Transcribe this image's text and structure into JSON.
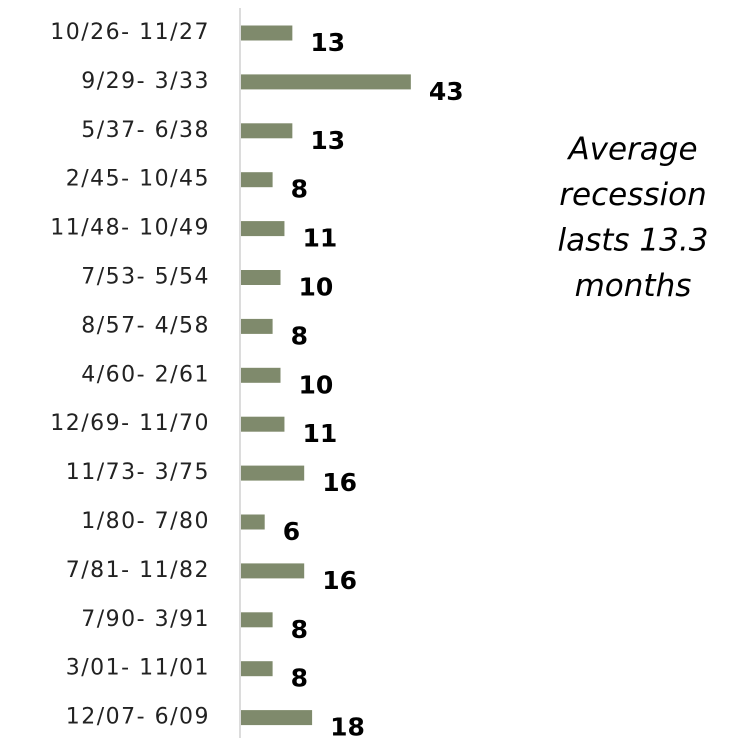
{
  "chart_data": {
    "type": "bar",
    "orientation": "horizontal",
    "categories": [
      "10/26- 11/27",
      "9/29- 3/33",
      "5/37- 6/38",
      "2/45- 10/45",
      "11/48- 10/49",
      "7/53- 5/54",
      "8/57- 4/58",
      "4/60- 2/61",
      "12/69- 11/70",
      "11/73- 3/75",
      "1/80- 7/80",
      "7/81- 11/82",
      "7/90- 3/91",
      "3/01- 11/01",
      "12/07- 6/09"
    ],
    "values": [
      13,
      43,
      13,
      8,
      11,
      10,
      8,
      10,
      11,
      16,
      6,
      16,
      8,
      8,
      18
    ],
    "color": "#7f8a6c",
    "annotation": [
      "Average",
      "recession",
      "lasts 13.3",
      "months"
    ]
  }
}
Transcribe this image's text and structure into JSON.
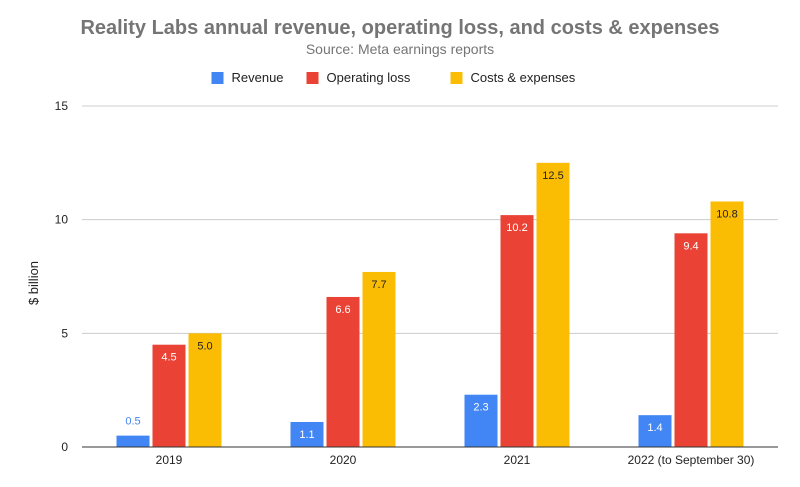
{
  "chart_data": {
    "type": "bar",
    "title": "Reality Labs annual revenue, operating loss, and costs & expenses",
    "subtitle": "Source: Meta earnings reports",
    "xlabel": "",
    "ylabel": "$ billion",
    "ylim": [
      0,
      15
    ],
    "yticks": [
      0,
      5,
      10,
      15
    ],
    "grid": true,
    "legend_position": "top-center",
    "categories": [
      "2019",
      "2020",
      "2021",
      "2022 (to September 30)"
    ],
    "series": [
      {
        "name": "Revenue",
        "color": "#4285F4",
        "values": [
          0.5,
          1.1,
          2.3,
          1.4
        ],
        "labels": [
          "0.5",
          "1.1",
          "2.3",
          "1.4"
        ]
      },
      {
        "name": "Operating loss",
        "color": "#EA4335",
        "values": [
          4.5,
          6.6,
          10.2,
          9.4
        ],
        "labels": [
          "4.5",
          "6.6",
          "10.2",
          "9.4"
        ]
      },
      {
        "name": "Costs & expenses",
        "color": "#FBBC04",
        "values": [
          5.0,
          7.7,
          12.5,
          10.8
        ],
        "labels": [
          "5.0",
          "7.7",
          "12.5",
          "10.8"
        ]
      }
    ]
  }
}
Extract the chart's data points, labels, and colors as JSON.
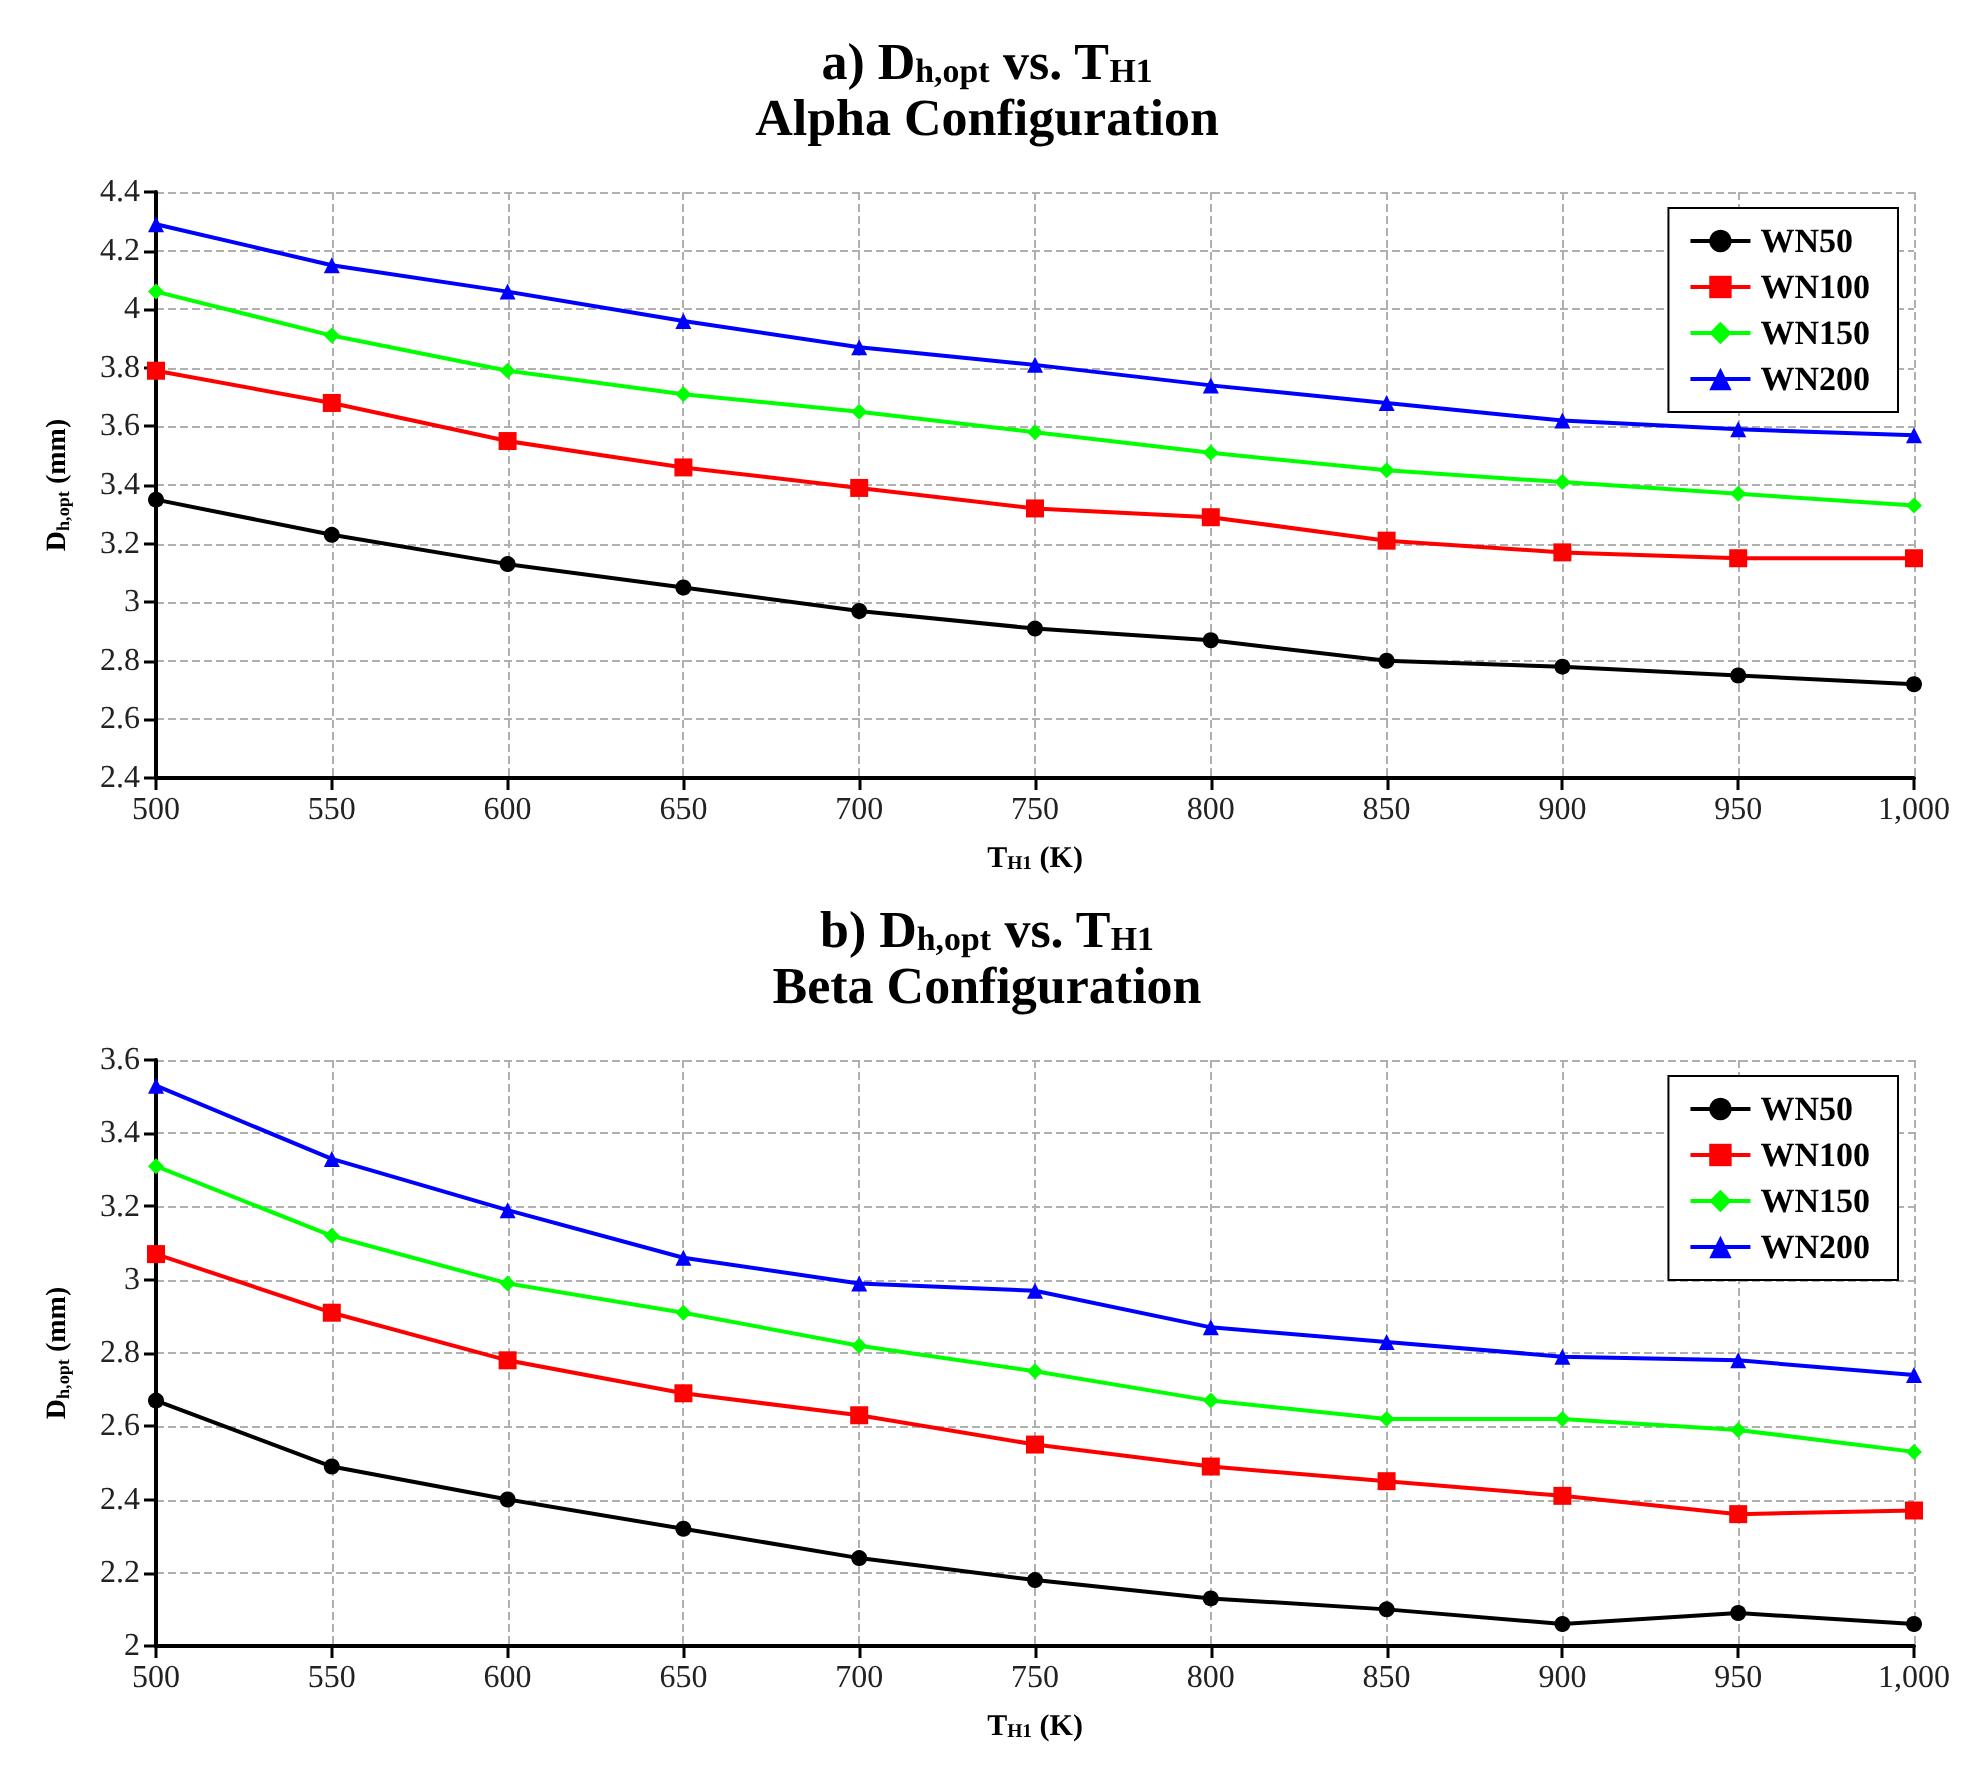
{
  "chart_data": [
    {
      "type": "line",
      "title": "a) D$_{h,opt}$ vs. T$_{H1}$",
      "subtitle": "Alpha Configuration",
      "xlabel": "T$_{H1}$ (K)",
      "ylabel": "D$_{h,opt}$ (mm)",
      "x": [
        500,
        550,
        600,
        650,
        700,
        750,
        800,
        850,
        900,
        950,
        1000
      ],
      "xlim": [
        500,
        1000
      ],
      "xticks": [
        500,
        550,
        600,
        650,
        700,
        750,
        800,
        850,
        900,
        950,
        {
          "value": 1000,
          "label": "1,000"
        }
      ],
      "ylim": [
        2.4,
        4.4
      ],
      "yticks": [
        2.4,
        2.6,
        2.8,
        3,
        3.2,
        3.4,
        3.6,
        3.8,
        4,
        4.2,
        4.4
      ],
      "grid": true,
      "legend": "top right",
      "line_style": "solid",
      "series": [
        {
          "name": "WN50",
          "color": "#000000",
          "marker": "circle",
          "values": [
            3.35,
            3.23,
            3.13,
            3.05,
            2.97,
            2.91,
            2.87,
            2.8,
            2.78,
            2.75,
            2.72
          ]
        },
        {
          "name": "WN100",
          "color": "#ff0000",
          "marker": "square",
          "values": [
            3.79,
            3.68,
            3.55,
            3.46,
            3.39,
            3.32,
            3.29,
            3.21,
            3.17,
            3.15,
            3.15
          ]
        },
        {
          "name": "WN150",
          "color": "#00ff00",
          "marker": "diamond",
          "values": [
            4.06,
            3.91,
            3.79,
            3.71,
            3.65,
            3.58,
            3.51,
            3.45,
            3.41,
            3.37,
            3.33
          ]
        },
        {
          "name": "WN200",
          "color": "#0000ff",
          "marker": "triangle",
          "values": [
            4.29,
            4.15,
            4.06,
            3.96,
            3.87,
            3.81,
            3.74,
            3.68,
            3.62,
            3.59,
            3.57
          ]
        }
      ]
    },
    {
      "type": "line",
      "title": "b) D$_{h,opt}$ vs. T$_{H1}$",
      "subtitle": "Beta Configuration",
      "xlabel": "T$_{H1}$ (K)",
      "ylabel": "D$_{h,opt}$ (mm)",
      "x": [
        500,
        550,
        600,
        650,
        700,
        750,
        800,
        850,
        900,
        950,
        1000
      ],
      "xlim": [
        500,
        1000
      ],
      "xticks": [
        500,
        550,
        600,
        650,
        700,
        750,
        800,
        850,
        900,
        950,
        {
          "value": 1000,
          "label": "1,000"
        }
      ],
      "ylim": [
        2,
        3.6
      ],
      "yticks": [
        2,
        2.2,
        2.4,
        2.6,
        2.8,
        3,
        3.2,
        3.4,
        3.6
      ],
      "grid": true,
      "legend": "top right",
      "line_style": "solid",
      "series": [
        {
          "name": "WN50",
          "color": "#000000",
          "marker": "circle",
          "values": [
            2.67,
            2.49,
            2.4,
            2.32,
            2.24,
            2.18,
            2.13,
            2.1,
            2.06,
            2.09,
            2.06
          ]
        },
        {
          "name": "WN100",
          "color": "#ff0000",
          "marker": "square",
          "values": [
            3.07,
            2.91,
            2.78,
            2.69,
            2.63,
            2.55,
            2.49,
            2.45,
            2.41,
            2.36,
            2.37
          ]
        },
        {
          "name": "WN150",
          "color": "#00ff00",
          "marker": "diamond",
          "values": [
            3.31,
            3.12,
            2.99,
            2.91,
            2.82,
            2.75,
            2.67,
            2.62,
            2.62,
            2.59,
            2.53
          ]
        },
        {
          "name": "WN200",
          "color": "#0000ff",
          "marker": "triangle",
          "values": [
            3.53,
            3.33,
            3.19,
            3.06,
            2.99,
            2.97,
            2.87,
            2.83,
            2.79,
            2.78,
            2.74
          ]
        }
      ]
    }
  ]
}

→ Required task
Return to the listing above and set it down exactly, leaving out its pictures.

→ Result of this exercise
Transcribe this image's text and structure into JSON.
{
  "chart_data": {
    "type": "bar",
    "orientation": "horizontal",
    "categories": [
      "10/26- 11/27",
      "9/29- 3/33",
      "5/37- 6/38",
      "2/45- 10/45",
      "11/48- 10/49",
      "7/53- 5/54",
      "8/57- 4/58",
      "4/60- 2/61",
      "12/69- 11/70",
      "11/73- 3/75",
      "1/80- 7/80",
      "7/81- 11/82",
      "7/90- 3/91",
      "3/01- 11/01",
      "12/07- 6/09"
    ],
    "values": [
      13,
      43,
      13,
      8,
      11,
      10,
      8,
      10,
      11,
      16,
      6,
      16,
      8,
      8,
      18
    ],
    "color": "#7f8a6c",
    "annotation": [
      "Average",
      "recession",
      "lasts 13.3",
      "months"
    ]
  }
}
Transcribe this image's text and structure into JSON.
{
  "chart_data": {
    "type": "bar",
    "title": "Reality Labs annual revenue, operating loss, and costs & expenses",
    "subtitle": "Source: Meta earnings reports",
    "xlabel": "",
    "ylabel": "$ billion",
    "ylim": [
      0,
      15
    ],
    "yticks": [
      0,
      5,
      10,
      15
    ],
    "grid": true,
    "legend_position": "top-center",
    "categories": [
      "2019",
      "2020",
      "2021",
      "2022 (to September 30)"
    ],
    "series": [
      {
        "name": "Revenue",
        "color": "#4285F4",
        "values": [
          0.5,
          1.1,
          2.3,
          1.4
        ],
        "labels": [
          "0.5",
          "1.1",
          "2.3",
          "1.4"
        ]
      },
      {
        "name": "Operating loss",
        "color": "#EA4335",
        "values": [
          4.5,
          6.6,
          10.2,
          9.4
        ],
        "labels": [
          "4.5",
          "6.6",
          "10.2",
          "9.4"
        ]
      },
      {
        "name": "Costs & expenses",
        "color": "#FBBC04",
        "values": [
          5.0,
          7.7,
          12.5,
          10.8
        ],
        "labels": [
          "5.0",
          "7.7",
          "12.5",
          "10.8"
        ]
      }
    ]
  }
}
Extract the chart's data points, labels, and colors as JSON.
{
  "chart_data": [
    {
      "type": "line",
      "title": "a) D$_{h,opt}$ vs. T$_{H1}$",
      "subtitle": "Alpha Configuration",
      "xlabel": "T$_{H1}$ (K)",
      "ylabel": "D$_{h,opt}$ (mm)",
      "x": [
        500,
        550,
        600,
        650,
        700,
        750,
        800,
        850,
        900,
        950,
        1000
      ],
      "xlim": [
        500,
        1000
      ],
      "xticks": [
        500,
        550,
        600,
        650,
        700,
        750,
        800,
        850,
        900,
        950,
        {
          "value": 1000,
          "label": "1,000"
        }
      ],
      "ylim": [
        2.4,
        4.4
      ],
      "yticks": [
        2.4,
        2.6,
        2.8,
        3,
        3.2,
        3.4,
        3.6,
        3.8,
        4,
        4.2,
        4.4
      ],
      "grid": true,
      "legend": "top right",
      "line_style": "solid",
      "series": [
        {
          "name": "WN50",
          "color": "#000000",
          "marker": "circle",
          "values": [
            3.35,
            3.23,
            3.13,
            3.05,
            2.97,
            2.91,
            2.87,
            2.8,
            2.78,
            2.75,
            2.72
          ]
        },
        {
          "name": "WN100",
          "color": "#ff0000",
          "marker": "square",
          "values": [
            3.79,
            3.68,
            3.55,
            3.46,
            3.39,
            3.32,
            3.29,
            3.21,
            3.17,
            3.15,
            3.15
          ]
        },
        {
          "name": "WN150",
          "color": "#00ff00",
          "marker": "diamond",
          "values": [
            4.06,
            3.91,
            3.79,
            3.71,
            3.65,
            3.58,
            3.51,
            3.45,
            3.41,
            3.37,
            3.33
          ]
        },
        {
          "name": "WN200",
          "color": "#0000ff",
          "marker": "triangle",
          "values": [
            4.29,
            4.15,
            4.06,
            3.96,
            3.87,
            3.81,
            3.74,
            3.68,
            3.62,
            3.59,
            3.57
          ]
        }
      ]
    },
    {
      "type": "line",
      "title": "b) D$_{h,opt}$ vs. T$_{H1}$",
      "subtitle": "Beta Configuration",
      "xlabel": "T$_{H1}$ (K)",
      "ylabel": "D$_{h,opt}$ (mm)",
      "x": [
        500,
        550,
        600,
        650,
        700,
        750,
        800,
        850,
        900,
        950,
        1000
      ],
      "xlim": [
        500,
        1000
      ],
      "xticks": [
        500,
        550,
        600,
        650,
        700,
        750,
        800,
        850,
        900,
        950,
        {
          "value": 1000,
          "label": "1,000"
        }
      ],
      "ylim": [
        2,
        3.6
      ],
      "yticks": [
        2,
        2.2,
        2.4,
        2.6,
        2.8,
        3,
        3.2,
        3.4,
        3.6
      ],
      "grid": true,
      "legend": "top right",
      "line_style": "solid",
      "series": [
        {
          "name": "WN50",
          "color": "#000000",
          "marker": "circle",
          "values": [
            2.67,
            2.49,
            2.4,
            2.32,
            2.24,
            2.18,
            2.13,
            2.1,
            2.06,
            2.09,
            2.06
          ]
        },
        {
          "name": "WN100",
          "color": "#ff0000",
          "marker": "square",
          "values": [
            3.07,
            2.91,
            2.78,
            2.69,
            2.63,
            2.55,
            2.49,
            2.45,
            2.41,
            2.36,
            2.37
          ]
        },
        {
          "name": "WN150",
          "color": "#00ff00",
          "marker": "diamond",
          "values": [
            3.31,
            3.12,
            2.99,
            2.91,
            2.82,
            2.75,
            2.67,
            2.62,
            2.62,
            2.59,
            2.53
          ]
        },
        {
          "name": "WN200",
          "color": "#0000ff",
          "marker": "triangle",
          "values": [
            3.53,
            3.33,
            3.19,
            3.06,
            2.99,
            2.97,
            2.87,
            2.83,
            2.79,
            2.78,
            2.74
          ]
        }
      ]
    }
  ]
}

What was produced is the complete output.